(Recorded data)
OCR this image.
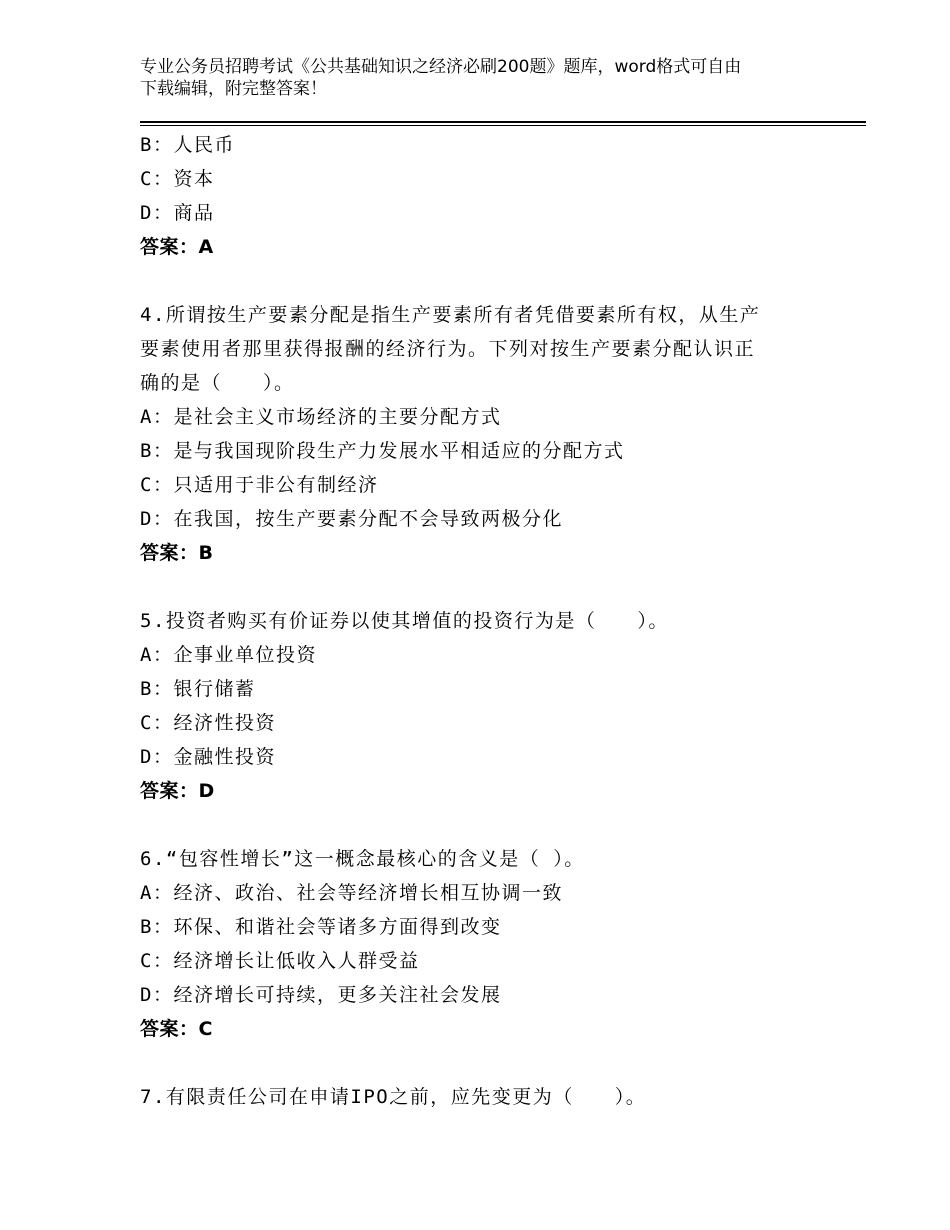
专业公务员招聘考试《公共基础知识之经济必刷200题》题库，word格式可自由

下载编辑，附完整答案！

B：人民币

C：资本

D：商品

答案：A

4.所谓按生产要素分配是指生产要素所有者凭借要素所有权，从生产

要素使用者那里获得报酬的经济行为。下列对按生产要素分配认识正

确的是（　　）。

A：是社会主义市场经济的主要分配方式

B：是与我国现阶段生产力发展水平相适应的分配方式

C：只适用于非公有制经济

D：在我国，按生产要素分配不会导致两极分化

答案：B

5.投资者购买有价证券以使其增值的投资行为是（　　）。

A：企事业单位投资

B：银行储蓄

C：经济性投资

D：金融性投资

答案：D

6.“包容性增长”这一概念最核心的含义是（ ）。

A：经济、政治、社会等经济增长相互协调一致

B：环保、和谐社会等诸多方面得到改变

C：经济增长让低收入人群受益

D：经济增长可持续，更多关注社会发展

答案：C

7.有限责任公司在申请IPO之前，应先变更为（　　）。
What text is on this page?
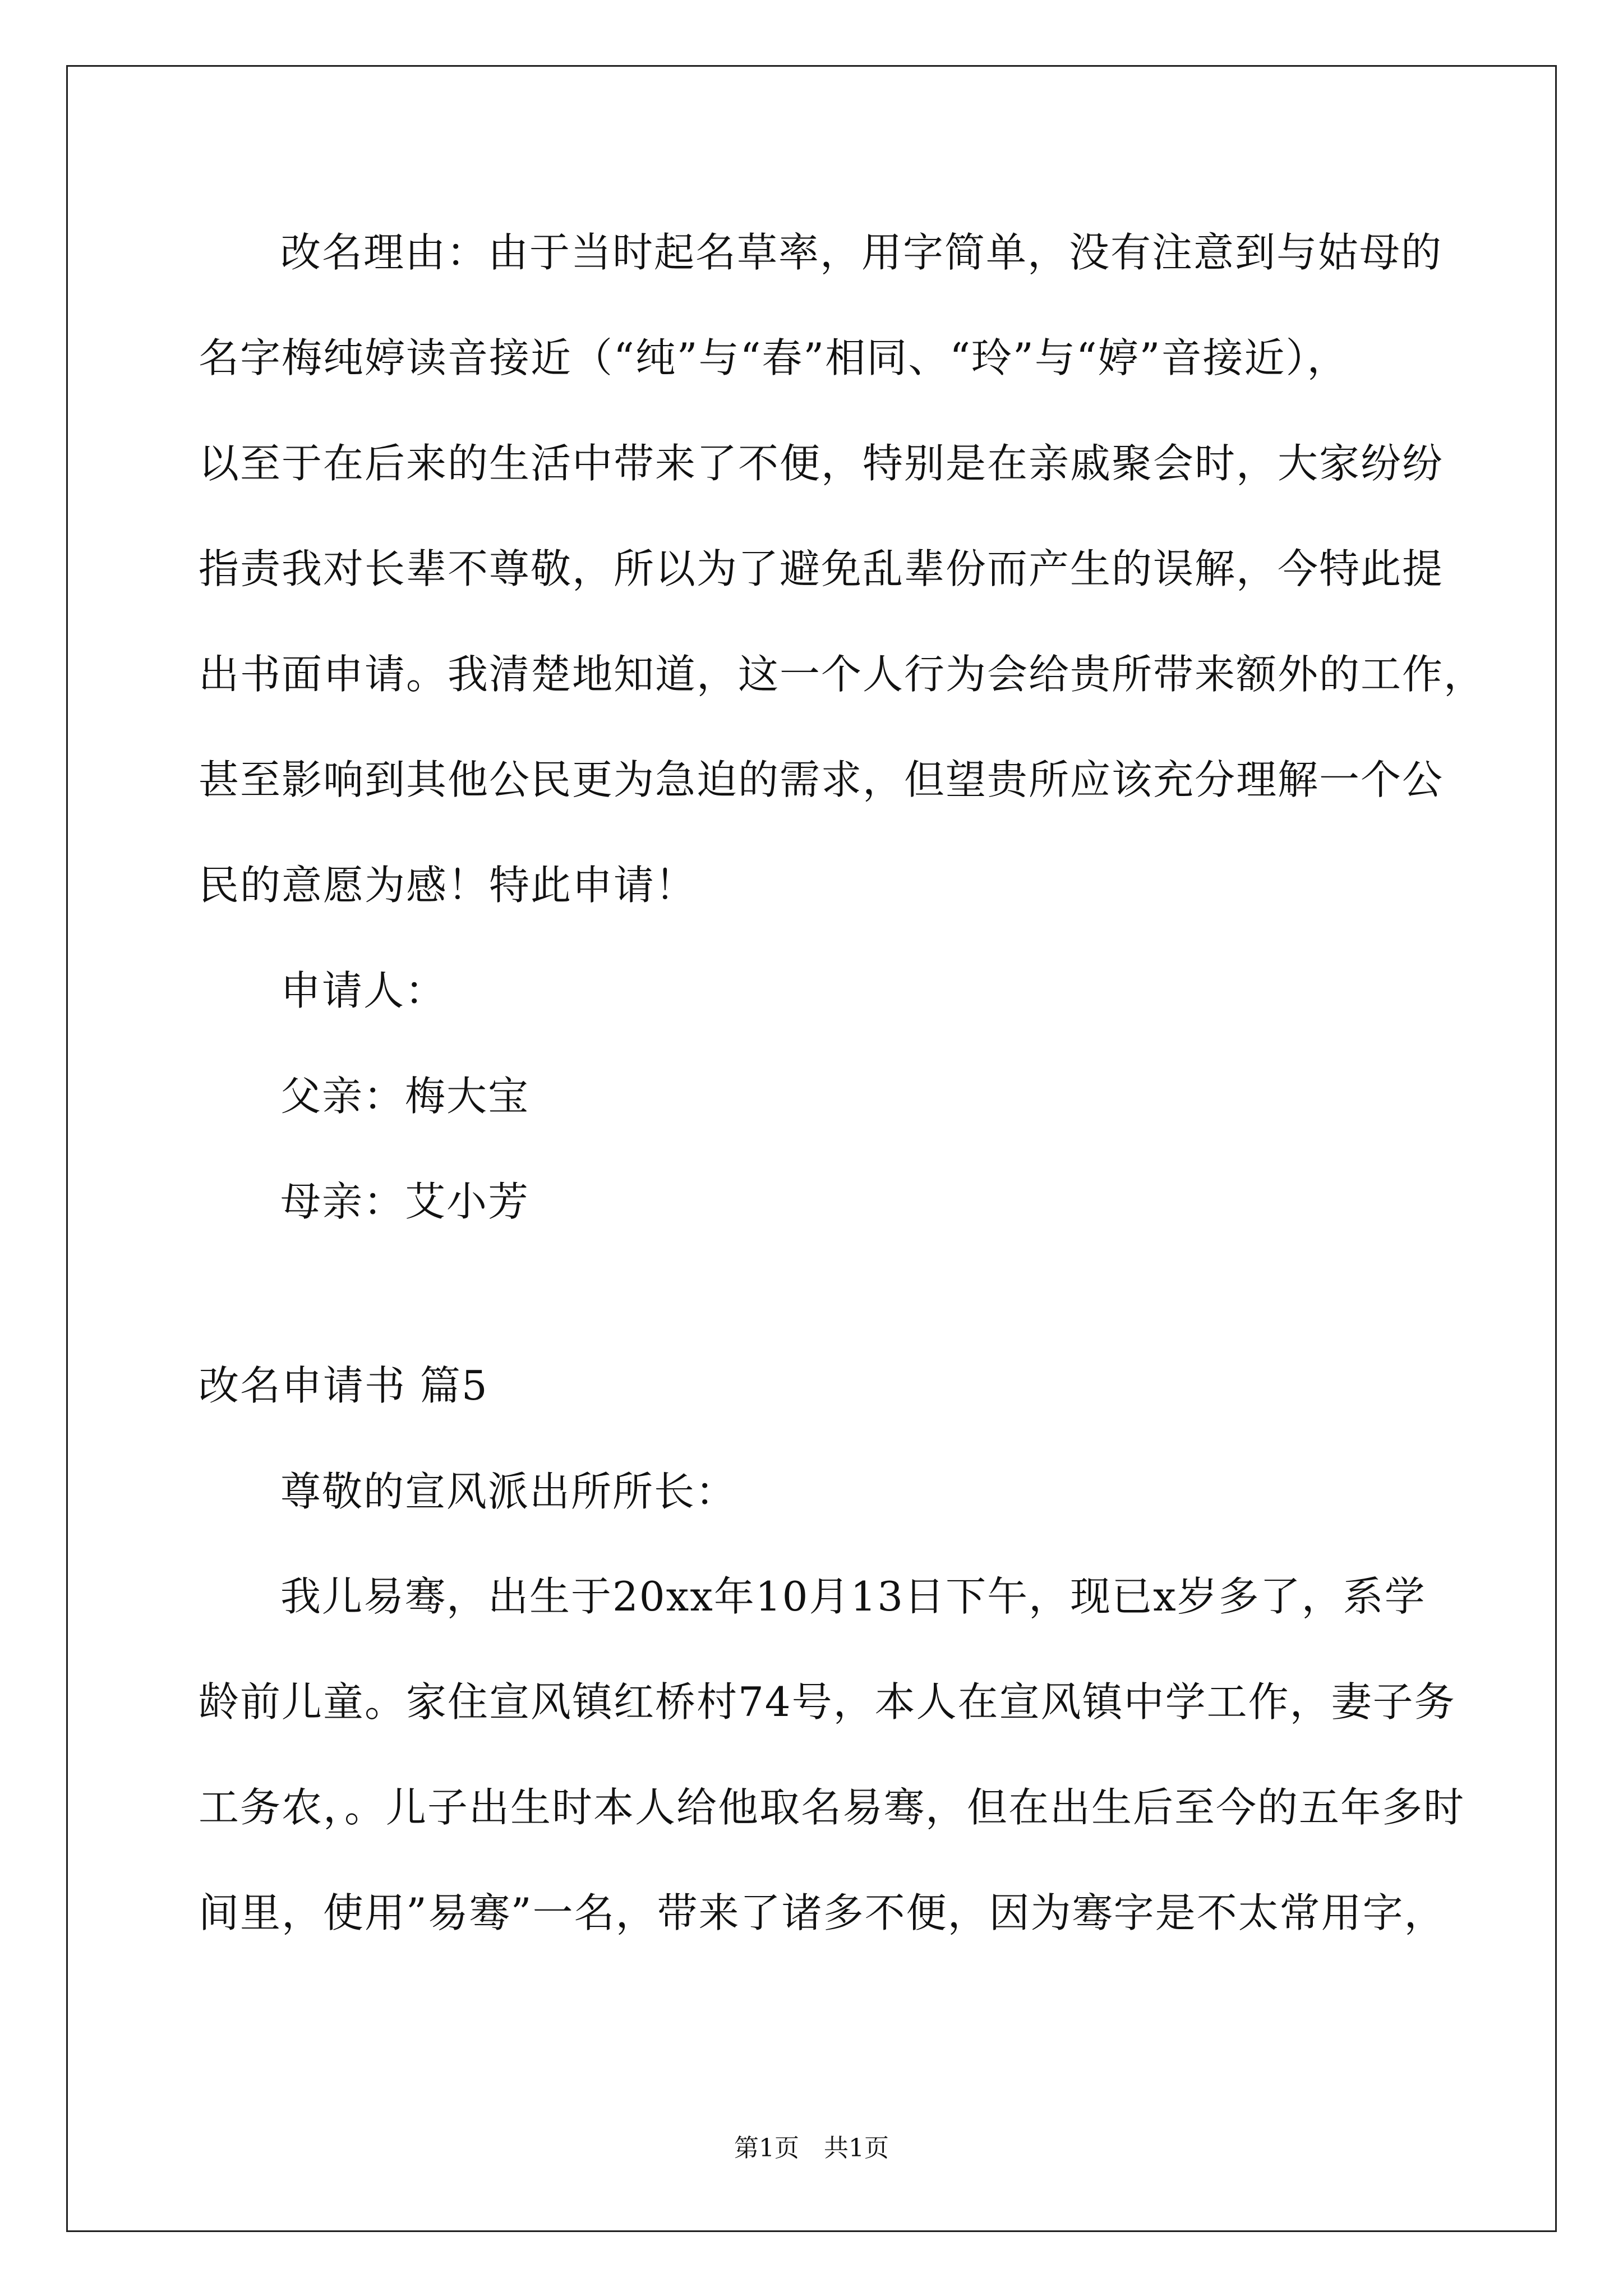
改名理由：由于当时起名草率，用字简单，没有注意到与姑母的
名字梅纯婷读音接近（“纯”与“春”相同、“玲”与“婷”音接近），
以至于在后来的生活中带来了不便，特别是在亲戚聚会时，大家纷纷
指责我对长辈不尊敬，所以为了避免乱辈份而产生的误解，今特此提
出书面申请。我清楚地知道，这一个人行为会给贵所带来额外的工作，
甚至影响到其他公民更为急迫的需求，但望贵所应该充分理解一个公
民的意愿为感！特此申请！
申请人：
父亲：梅大宝
母亲：艾小芳
改名申请书 篇5
尊敬的宣风派出所所长：
我儿易骞，出生于20xx年10月13日下午，现已x岁多了，系学
龄前儿童。家住宣风镇红桥村74号，本人在宣风镇中学工作，妻子务
工务农，。儿子出生时本人给他取名易骞，但在出生后至今的五年多时
间里，使用”易骞”一名，带来了诸多不便，因为骞字是不太常用字，
第1页　共1页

§ TASK TO CARRY OUT
Copy the listing word for word, excluding its pictures.

§ EXERCISE OUTPUT
OCR this image.
专业公务员招聘考试《公共基础知识之经济必刷200题》题库，word格式可自由

下载编辑，附完整答案！

B：人民币

C：资本

D：商品

答案：A

4.所谓按生产要素分配是指生产要素所有者凭借要素所有权，从生产

要素使用者那里获得报酬的经济行为。下列对按生产要素分配认识正

确的是（　　）。

A：是社会主义市场经济的主要分配方式

B：是与我国现阶段生产力发展水平相适应的分配方式

C：只适用于非公有制经济

D：在我国，按生产要素分配不会导致两极分化

答案：B

5.投资者购买有价证券以使其增值的投资行为是（　　）。

A：企事业单位投资

B：银行储蓄

C：经济性投资

D：金融性投资

答案：D

6.“包容性增长”这一概念最核心的含义是（ ）。

A：经济、政治、社会等经济增长相互协调一致

B：环保、和谐社会等诸多方面得到改变

C：经济增长让低收入人群受益

D：经济增长可持续，更多关注社会发展

答案：C

7.有限责任公司在申请IPO之前，应先变更为（　　）。
What text is on this page?
改名理由：由于当时起名草率，用字简单，没有注意到与姑母的
名字梅纯婷读音接近（“纯”与“春”相同、“玲”与“婷”音接近），
以至于在后来的生活中带来了不便，特别是在亲戚聚会时，大家纷纷
指责我对长辈不尊敬，所以为了避免乱辈份而产生的误解，今特此提
出书面申请。我清楚地知道，这一个人行为会给贵所带来额外的工作，
甚至影响到其他公民更为急迫的需求，但望贵所应该充分理解一个公
民的意愿为感！特此申请！
申请人：
父亲：梅大宝
母亲：艾小芳
改名申请书 篇5
尊敬的宣风派出所所长：
我儿易骞，出生于20xx年10月13日下午，现已x岁多了，系学
龄前儿童。家住宣风镇红桥村74号，本人在宣风镇中学工作，妻子务
工务农，。儿子出生时本人给他取名易骞，但在出生后至今的五年多时
间里，使用”易骞”一名，带来了诸多不便，因为骞字是不太常用字，
第1页　共1页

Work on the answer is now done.